• Exercise: Produce an exact transcription of the listing below, omitting the pictures.

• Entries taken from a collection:

━━━━━━━━━━━━━━━━━━━━━━━━━━━━━━

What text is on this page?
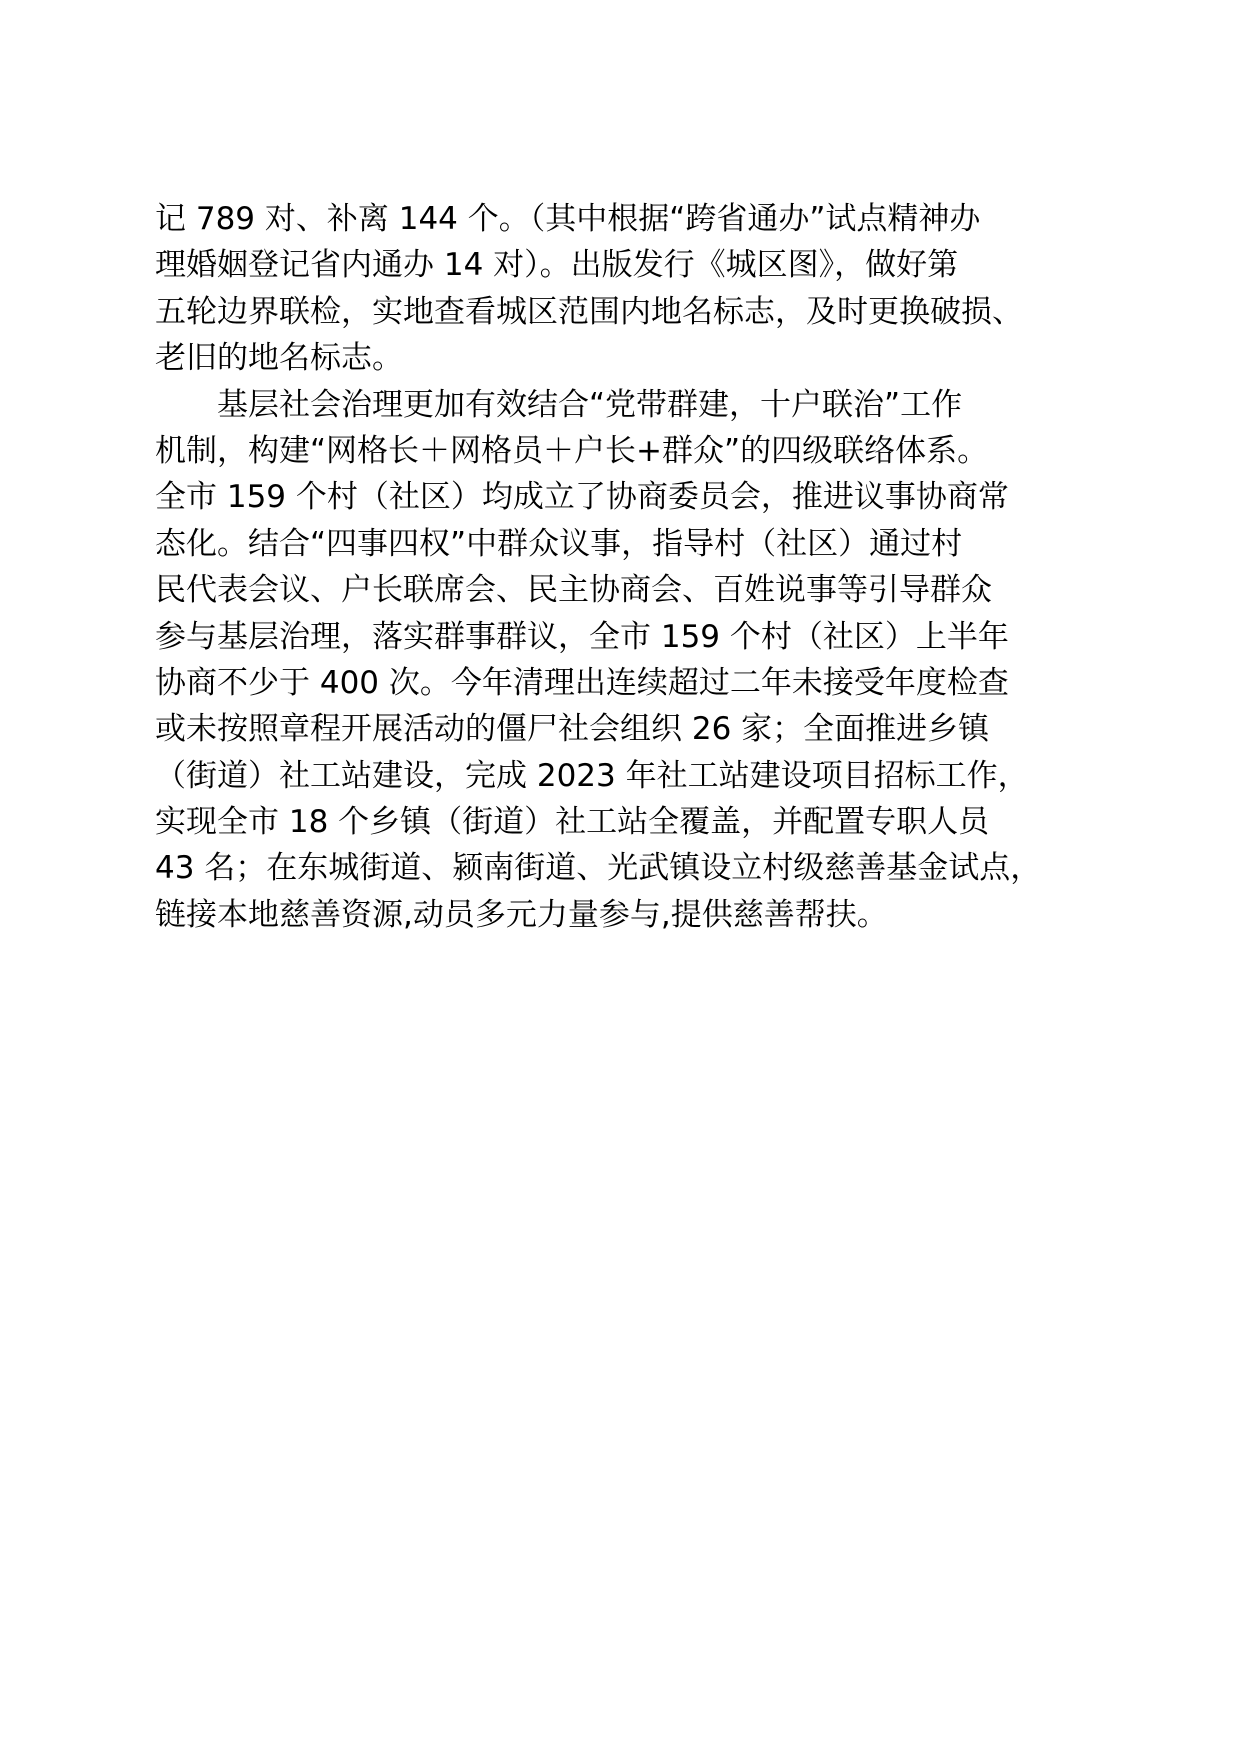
记 789 对、补离 144 个。（其中根据“跨省通办”试点精神办
理婚姻登记省内通办 14 对）。出版发行《城区图》，做好第
五轮边界联检，实地查看城区范围内地名标志，及时更换破损、
老旧的地名标志。
基层社会治理更加有效结合“党带群建，十户联治”工作
机制，构建“网格长＋网格员＋户长+群众”的四级联络体系。
全市 159 个村（社区）均成立了协商委员会，推进议事协商常
态化。结合“四事四权”中群众议事，指导村（社区）通过村
民代表会议、户长联席会、民主协商会、百姓说事等引导群众
参与基层治理，落实群事群议，全市 159 个村（社区）上半年
协商不少于 400 次。今年清理出连续超过二年未接受年度检查
或未按照章程开展活动的僵尸社会组织 26 家；全面推进乡镇
（街道）社工站建设，完成 2023 年社工站建设项目招标工作，
实现全市 18 个乡镇（街道）社工站全覆盖，并配置专职人员
43 名；在东城街道、颍南街道、光武镇设立村级慈善基金试点，
链接本地慈善资源,动员多元力量参与,提供慈善帮扶。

━━━━━━━━━━━━━━━━━━━━━━━━━━━━━━

• Finished task:
What text is on this page?
记 789 对、补离 144 个。（其中根据“跨省通办”试点精神办
理婚姻登记省内通办 14 对）。出版发行《城区图》，做好第
五轮边界联检，实地查看城区范围内地名标志，及时更换破损、
老旧的地名标志。
基层社会治理更加有效结合“党带群建，十户联治”工作
机制，构建“网格长＋网格员＋户长+群众”的四级联络体系。
全市 159 个村（社区）均成立了协商委员会，推进议事协商常
态化。结合“四事四权”中群众议事，指导村（社区）通过村
民代表会议、户长联席会、民主协商会、百姓说事等引导群众
参与基层治理，落实群事群议，全市 159 个村（社区）上半年
协商不少于 400 次。今年清理出连续超过二年未接受年度检查
或未按照章程开展活动的僵尸社会组织 26 家；全面推进乡镇
（街道）社工站建设，完成 2023 年社工站建设项目招标工作，
实现全市 18 个乡镇（街道）社工站全覆盖，并配置专职人员
43 名；在东城街道、颍南街道、光武镇设立村级慈善基金试点，
链接本地慈善资源,动员多元力量参与,提供慈善帮扶。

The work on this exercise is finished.